**Set task:** Write out the material below again, unchanged.

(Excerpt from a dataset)
▼

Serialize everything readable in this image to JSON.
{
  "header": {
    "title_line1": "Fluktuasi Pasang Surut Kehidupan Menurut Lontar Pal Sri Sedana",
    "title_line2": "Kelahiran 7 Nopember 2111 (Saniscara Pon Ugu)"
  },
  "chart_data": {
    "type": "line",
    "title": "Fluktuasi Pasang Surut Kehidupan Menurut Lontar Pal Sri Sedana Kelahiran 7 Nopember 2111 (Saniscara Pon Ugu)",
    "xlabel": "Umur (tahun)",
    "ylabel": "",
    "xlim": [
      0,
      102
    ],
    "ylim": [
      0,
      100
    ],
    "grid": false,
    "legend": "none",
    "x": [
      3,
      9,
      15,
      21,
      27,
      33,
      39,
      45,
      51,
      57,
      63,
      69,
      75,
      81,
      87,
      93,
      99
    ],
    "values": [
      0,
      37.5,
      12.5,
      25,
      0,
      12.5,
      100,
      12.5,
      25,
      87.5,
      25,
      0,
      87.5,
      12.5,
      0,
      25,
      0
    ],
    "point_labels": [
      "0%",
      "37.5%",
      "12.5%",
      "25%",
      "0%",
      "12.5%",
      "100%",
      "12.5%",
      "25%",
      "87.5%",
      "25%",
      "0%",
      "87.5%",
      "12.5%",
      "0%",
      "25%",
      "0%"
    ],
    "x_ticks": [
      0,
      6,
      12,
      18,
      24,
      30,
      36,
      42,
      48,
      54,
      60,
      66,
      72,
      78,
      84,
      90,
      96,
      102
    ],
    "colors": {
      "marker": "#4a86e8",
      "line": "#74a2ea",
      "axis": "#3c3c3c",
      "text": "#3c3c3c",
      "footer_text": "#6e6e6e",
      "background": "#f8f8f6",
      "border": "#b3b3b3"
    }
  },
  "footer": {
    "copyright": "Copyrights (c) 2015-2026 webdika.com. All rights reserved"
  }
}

▲

**Answer for this exercise:**
Serialize everything readable in this image to JSON.
{
  "header": {
    "title_line1": "Fluktuasi Pasang Surut Kehidupan Menurut Lontar Pal Sri Sedana",
    "title_line2": "Kelahiran 7 Nopember 2111 (Saniscara Pon Ugu)"
  },
  "chart_data": {
    "type": "line",
    "title": "Fluktuasi Pasang Surut Kehidupan Menurut Lontar Pal Sri Sedana Kelahiran 7 Nopember 2111 (Saniscara Pon Ugu)",
    "xlabel": "Umur (tahun)",
    "ylabel": "",
    "xlim": [
      0,
      102
    ],
    "ylim": [
      0,
      100
    ],
    "grid": false,
    "legend": "none",
    "x": [
      3,
      9,
      15,
      21,
      27,
      33,
      39,
      45,
      51,
      57,
      63,
      69,
      75,
      81,
      87,
      93,
      99
    ],
    "values": [
      0,
      37.5,
      12.5,
      25,
      0,
      12.5,
      100,
      12.5,
      25,
      87.5,
      25,
      0,
      87.5,
      12.5,
      0,
      25,
      0
    ],
    "point_labels": [
      "0%",
      "37.5%",
      "12.5%",
      "25%",
      "0%",
      "12.5%",
      "100%",
      "12.5%",
      "25%",
      "87.5%",
      "25%",
      "0%",
      "87.5%",
      "12.5%",
      "0%",
      "25%",
      "0%"
    ],
    "x_ticks": [
      0,
      6,
      12,
      18,
      24,
      30,
      36,
      42,
      48,
      54,
      60,
      66,
      72,
      78,
      84,
      90,
      96,
      102
    ],
    "colors": {
      "marker": "#4a86e8",
      "line": "#74a2ea",
      "axis": "#3c3c3c",
      "text": "#3c3c3c",
      "footer_text": "#6e6e6e",
      "background": "#f8f8f6",
      "border": "#b3b3b3"
    }
  },
  "footer": {
    "copyright": "Copyrights (c) 2015-2026 webdika.com. All rights reserved"
  }
}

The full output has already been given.